* BEGIN DATASET RECORDS *
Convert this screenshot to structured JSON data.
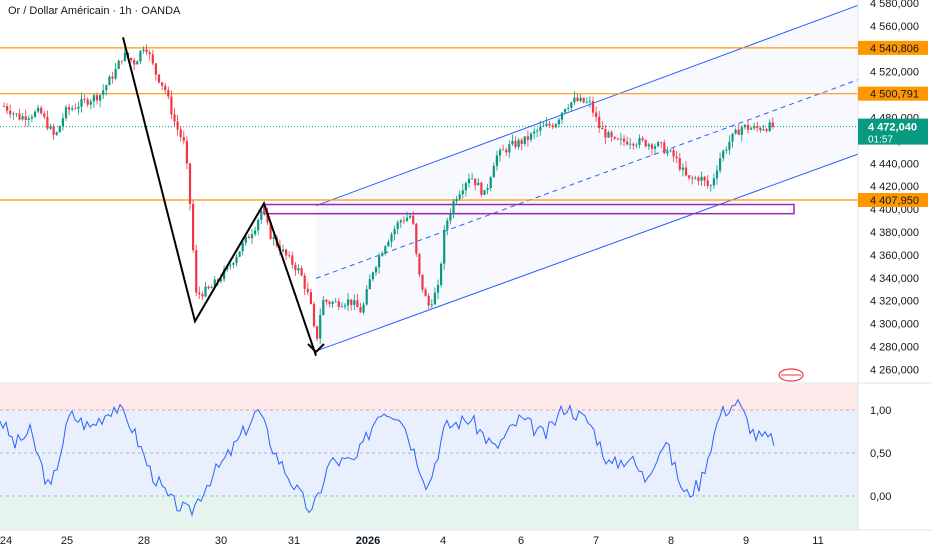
{
  "title": "Or / Dollar Américain · 1h · OANDA",
  "chart_data": {
    "type": "candlestick",
    "symbol": "XAUUSD",
    "price_axis": {
      "min": 4250,
      "max": 4590,
      "ticks": [
        "4 580,000",
        "4 560,000",
        "4 540,000",
        "4 520,000",
        "4 500,000",
        "4 480,000",
        "4 460,000",
        "4 440,000",
        "4 420,000",
        "4 400,000",
        "4 380,000",
        "4 360,000",
        "4 340,000",
        "4 320,000",
        "4 300,000",
        "4 280,000",
        "4 260,000"
      ],
      "tick_values": [
        4580,
        4560,
        4540,
        4520,
        4500,
        4480,
        4460,
        4440,
        4420,
        4400,
        4380,
        4360,
        4340,
        4320,
        4300,
        4280,
        4260
      ]
    },
    "time_axis": {
      "labels": [
        "24",
        "25",
        "28",
        "30",
        "31",
        "2026",
        "4",
        "6",
        "7",
        "8",
        "9",
        "11"
      ]
    },
    "price_levels": [
      {
        "value": 4540.806,
        "label": "4 540,806",
        "color": "#ff9800"
      },
      {
        "value": 4500.791,
        "label": "4 500,791",
        "color": "#ff9800"
      },
      {
        "value": 4407.95,
        "label": "4 407,950",
        "color": "#ff9800"
      }
    ],
    "current_price": {
      "value": 4472.04,
      "label": "4 472,040",
      "countdown": "01:57",
      "color": "#089981"
    },
    "colors": {
      "up": "#089981",
      "down": "#f23645",
      "channel": "#2962ff",
      "level": "#ff9800",
      "box": "#9c27b0",
      "oscillator": "#2962ff"
    },
    "pattern": {
      "type": "zigzag",
      "points_price": [
        4550,
        4302,
        4405,
        4272
      ]
    },
    "channel": {
      "lower_start": 4276,
      "lower_end": 4448,
      "upper_start": 4403,
      "upper_end": 4578
    },
    "box": {
      "top": 4404,
      "bottom": 4396
    },
    "oscillator": {
      "ticks": [
        "1,00",
        "0,50",
        "0,00"
      ],
      "tick_values": [
        1.0,
        0.5,
        0.0
      ],
      "min": -0.4,
      "max": 1.3,
      "upper": 1.0,
      "middle": 0.5,
      "lower": 0.0
    }
  }
}
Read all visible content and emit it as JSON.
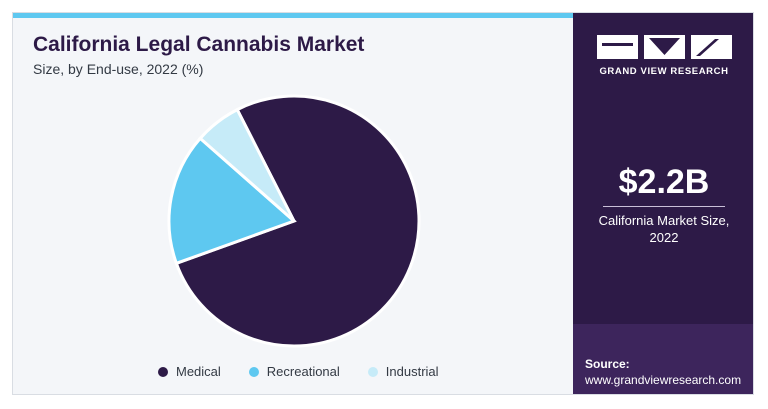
{
  "header": {
    "title": "California Legal Cannabis Market",
    "subtitle": "Size, by End-use, 2022 (%)"
  },
  "chart_data": {
    "type": "pie",
    "title": "California Legal Cannabis Market",
    "subtitle": "Size, by End-use, 2022 (%)",
    "categories": [
      "Medical",
      "Recreational",
      "Industrial"
    ],
    "values": [
      77,
      17,
      6
    ],
    "colors": [
      "#2d1a47",
      "#5ec8f0",
      "#c6ebf8"
    ],
    "legend_position": "bottom"
  },
  "sidebar": {
    "brand": "GRAND VIEW RESEARCH",
    "market_size": "$2.2B",
    "market_caption": "California Market Size, 2022",
    "source_label": "Source:",
    "source_url": "www.grandviewresearch.com"
  },
  "colors": {
    "accent": "#5ec8f0",
    "sidebar_bg": "#2d1a47"
  }
}
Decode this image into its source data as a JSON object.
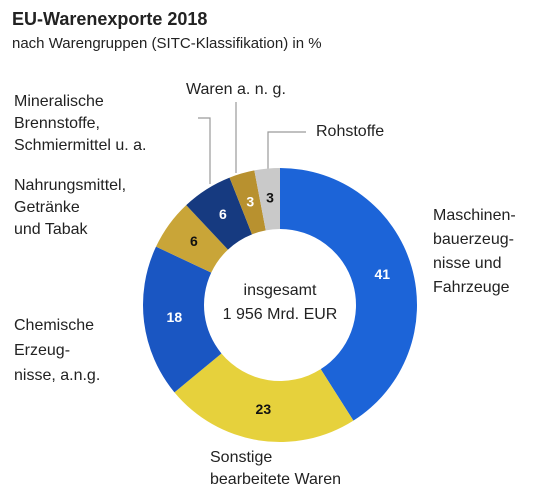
{
  "chart_data": {
    "type": "donut",
    "title": "EU-Warenexporte 2018",
    "subtitle": "nach Warengruppen (SITC-Klassifikation) in %",
    "center_label": [
      "insgesamt",
      "1 956 Mrd. EUR"
    ],
    "categories": [
      [
        "Maschinen-",
        "bauerzeug-",
        "nisse und",
        "Fahrzeuge"
      ],
      [
        "Sonstige",
        "bearbeitete Waren"
      ],
      [
        "Chemische",
        "Erzeug-",
        "nisse, a.n.g."
      ],
      [
        "Nahrungsmittel,",
        "Getränke",
        "und Tabak"
      ],
      [
        "Mineralische",
        "Brennstoffe,",
        "Schmiermittel u. a."
      ],
      [
        "Waren a. n. g."
      ],
      [
        "Rohstoffe"
      ]
    ],
    "values": [
      41,
      23,
      18,
      6,
      6,
      3,
      3
    ],
    "colors": [
      "#1c64d8",
      "#e6d13c",
      "#1a56c2",
      "#c9a538",
      "#163a80",
      "#b8912f",
      "#c9c9c9"
    ],
    "label_colors": [
      "#ffffff",
      "#111111",
      "#ffffff",
      "#111111",
      "#ffffff",
      "#ffffff",
      "#111111"
    ]
  }
}
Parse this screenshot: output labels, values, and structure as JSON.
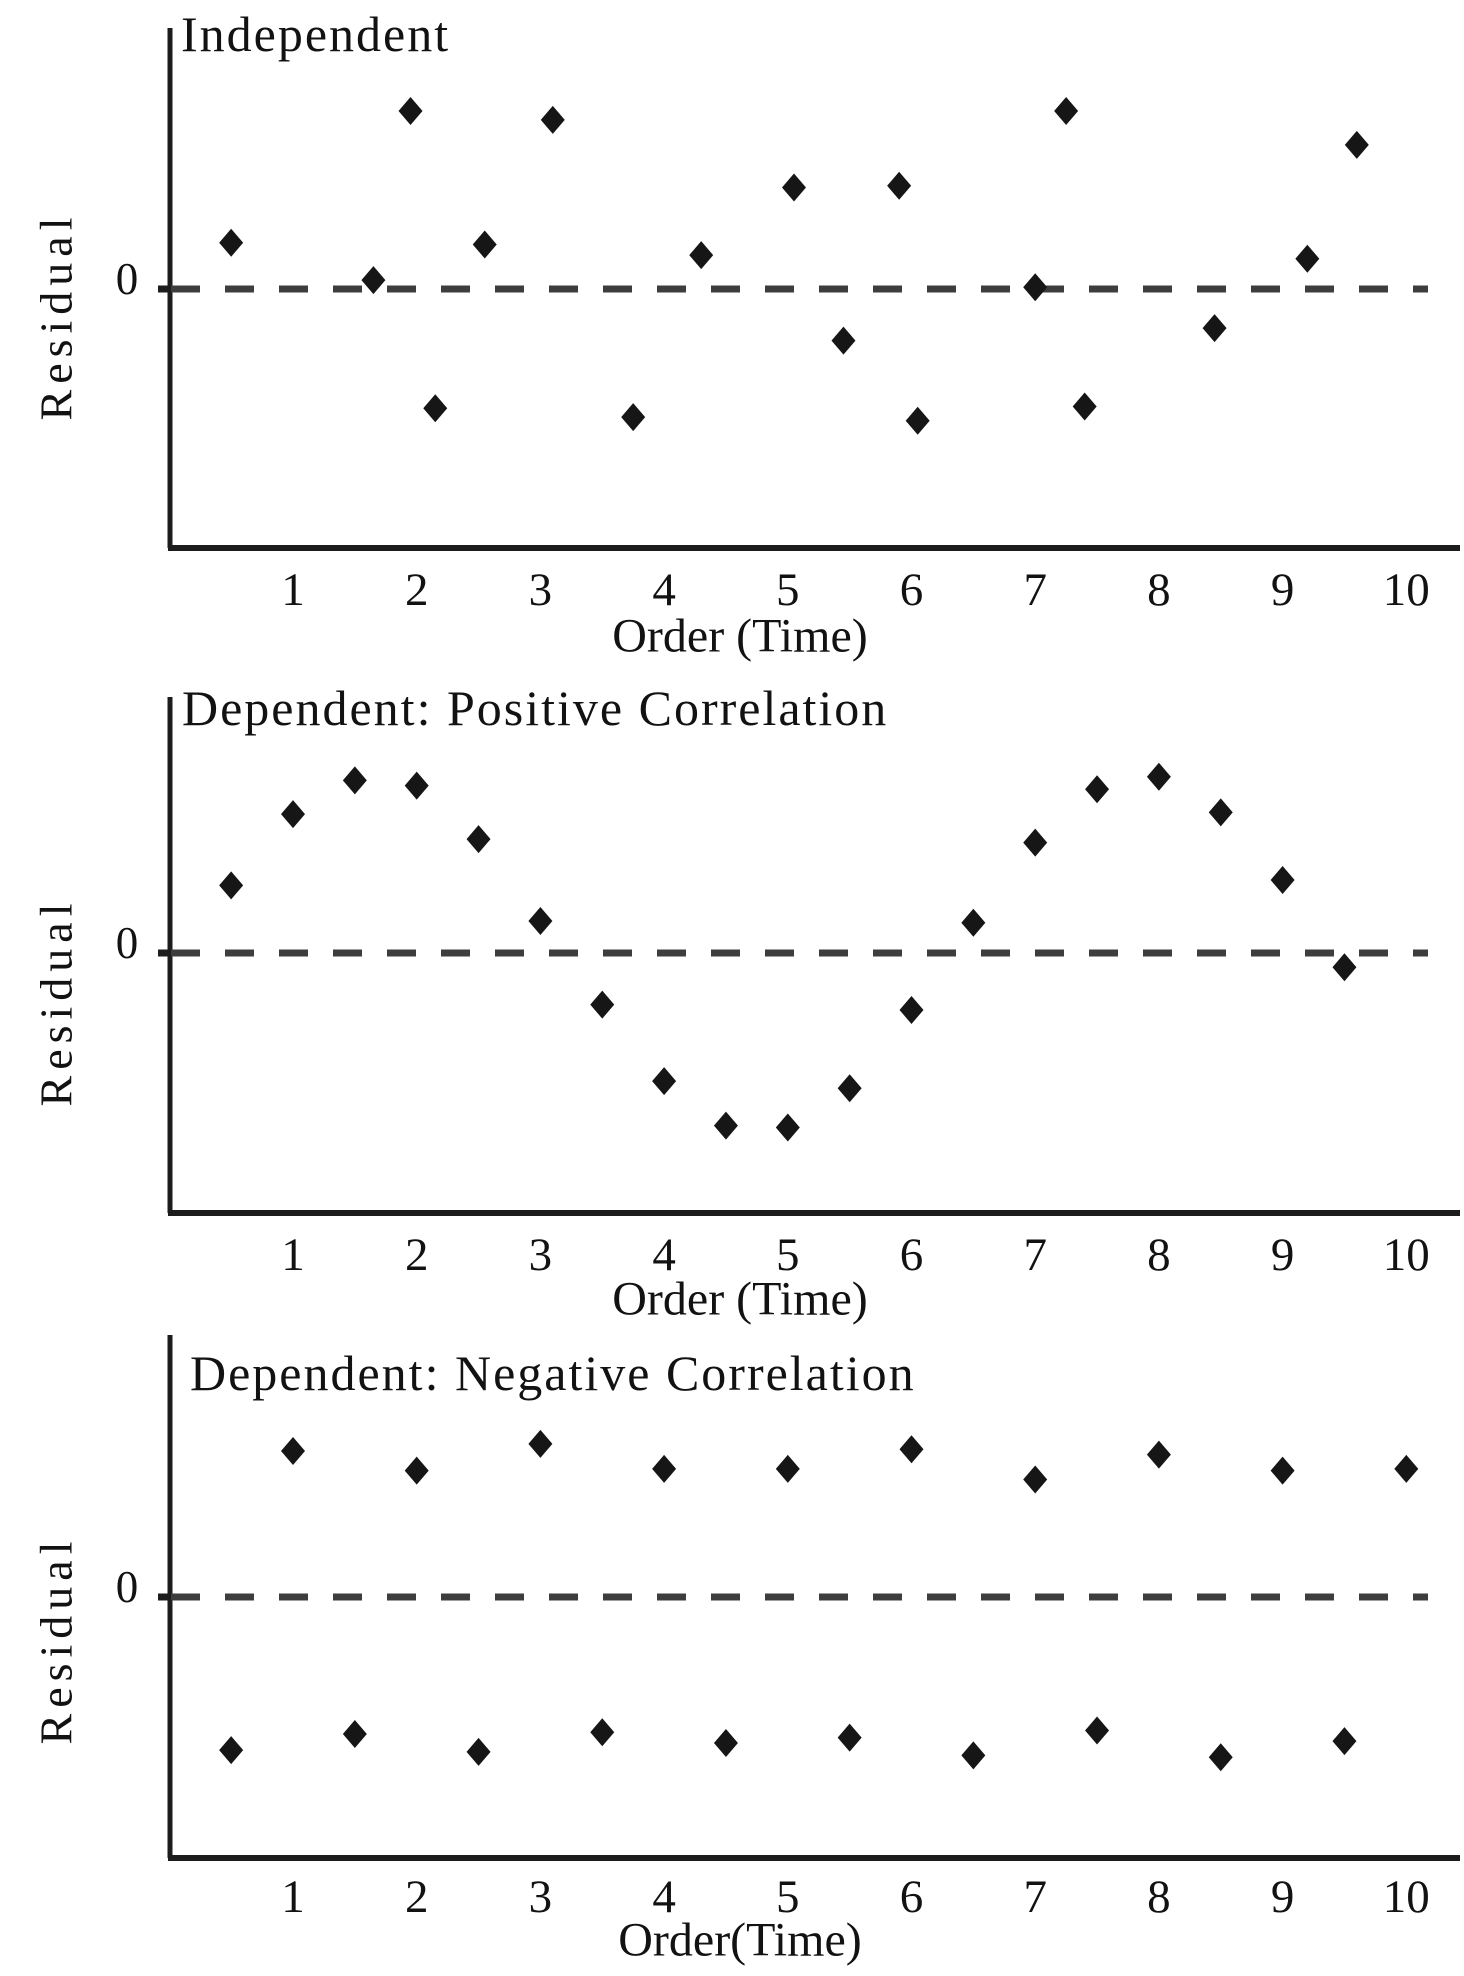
{
  "figure": {
    "description": "Three residual-versus-order scatter plots",
    "colors": {
      "background": "#ffffff",
      "point": "#161616",
      "axis": "#1c1c1c",
      "dash": "#3d3d3d",
      "text": "#121212"
    }
  },
  "chart_data": [
    {
      "type": "scatter",
      "title": "Independent",
      "xlabel": "Order (Time)",
      "ylabel": "Residual",
      "zero_label": "0",
      "x_ticks": [
        1,
        2,
        3,
        4,
        5,
        6,
        7,
        8,
        9,
        10
      ],
      "xlim": [
        0,
        10.5
      ],
      "ylim": [
        -1.46,
        1.47
      ],
      "grid": false,
      "legend": "none",
      "zero_reference_line": "dashed",
      "marker": "diamond",
      "points": [
        [
          0.5,
          0.26
        ],
        [
          1.65,
          0.05
        ],
        [
          1.95,
          1.0
        ],
        [
          2.15,
          -0.67
        ],
        [
          2.55,
          0.25
        ],
        [
          3.1,
          0.95
        ],
        [
          3.75,
          -0.72
        ],
        [
          4.3,
          0.19
        ],
        [
          5.05,
          0.57
        ],
        [
          5.45,
          -0.29
        ],
        [
          5.9,
          0.58
        ],
        [
          6.05,
          -0.74
        ],
        [
          7.0,
          0.01
        ],
        [
          7.25,
          1.0
        ],
        [
          7.4,
          -0.66
        ],
        [
          8.45,
          -0.22
        ],
        [
          9.2,
          0.17
        ],
        [
          9.6,
          0.81
        ]
      ]
    },
    {
      "type": "scatter",
      "title": "Dependent: Positive Correlation",
      "xlabel": "Order (Time)",
      "ylabel": "Residual",
      "zero_label": "0",
      "x_ticks": [
        1,
        2,
        3,
        4,
        5,
        6,
        7,
        8,
        9,
        10
      ],
      "xlim": [
        0,
        10.5
      ],
      "ylim": [
        -1.47,
        1.44
      ],
      "grid": false,
      "legend": "none",
      "zero_reference_line": "dashed",
      "marker": "diamond",
      "points": [
        [
          0.5,
          0.38
        ],
        [
          1.0,
          0.78
        ],
        [
          1.5,
          0.97
        ],
        [
          2.0,
          0.94
        ],
        [
          2.5,
          0.64
        ],
        [
          3.0,
          0.18
        ],
        [
          3.5,
          -0.29
        ],
        [
          4.0,
          -0.72
        ],
        [
          4.5,
          -0.97
        ],
        [
          5.0,
          -0.98
        ],
        [
          5.5,
          -0.76
        ],
        [
          6.0,
          -0.32
        ],
        [
          6.5,
          0.17
        ],
        [
          7.0,
          0.62
        ],
        [
          7.5,
          0.92
        ],
        [
          8.0,
          0.99
        ],
        [
          8.5,
          0.79
        ],
        [
          9.0,
          0.41
        ],
        [
          9.5,
          -0.08
        ]
      ]
    },
    {
      "type": "scatter",
      "title": "Dependent: Negative Correlation",
      "xlabel": "Order(Time)",
      "ylabel": "Residual",
      "zero_label": "0",
      "x_ticks": [
        1,
        2,
        3,
        4,
        5,
        6,
        7,
        8,
        9,
        10
      ],
      "xlim": [
        0,
        10.5
      ],
      "ylim": [
        -1.47,
        1.47
      ],
      "grid": false,
      "legend": "none",
      "zero_reference_line": "dashed",
      "marker": "diamond",
      "points": [
        [
          0.5,
          -0.86
        ],
        [
          1.0,
          0.82
        ],
        [
          1.5,
          -0.77
        ],
        [
          2.0,
          0.71
        ],
        [
          2.5,
          -0.87
        ],
        [
          3.0,
          0.86
        ],
        [
          3.5,
          -0.76
        ],
        [
          4.0,
          0.72
        ],
        [
          4.5,
          -0.82
        ],
        [
          5.0,
          0.72
        ],
        [
          5.5,
          -0.79
        ],
        [
          6.0,
          0.83
        ],
        [
          6.5,
          -0.89
        ],
        [
          7.0,
          0.66
        ],
        [
          7.5,
          -0.75
        ],
        [
          8.0,
          0.8
        ],
        [
          8.5,
          -0.9
        ],
        [
          9.0,
          0.71
        ],
        [
          9.5,
          -0.81
        ],
        [
          10.0,
          0.72
        ]
      ]
    }
  ]
}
* END DATASET RECORDS *
Going through the data above, count the lines where the string "this" appears, and answer with only that number.

3